[Record excerpts start]

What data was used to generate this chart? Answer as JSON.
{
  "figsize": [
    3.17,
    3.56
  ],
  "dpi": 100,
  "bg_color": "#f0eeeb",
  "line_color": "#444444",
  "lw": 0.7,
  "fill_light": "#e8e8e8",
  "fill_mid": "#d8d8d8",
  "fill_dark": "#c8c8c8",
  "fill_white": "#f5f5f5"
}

[Record excerpts end]

#### [What this task involves]
From the records above, extract everything verbatim.

#### [Task solution]
What data was used to generate this chart? Answer as JSON.
{
  "figsize": [
    3.17,
    3.56
  ],
  "dpi": 100,
  "bg_color": "#f0eeeb",
  "line_color": "#444444",
  "lw": 0.7,
  "fill_light": "#e8e8e8",
  "fill_mid": "#d8d8d8",
  "fill_dark": "#c8c8c8",
  "fill_white": "#f5f5f5"
}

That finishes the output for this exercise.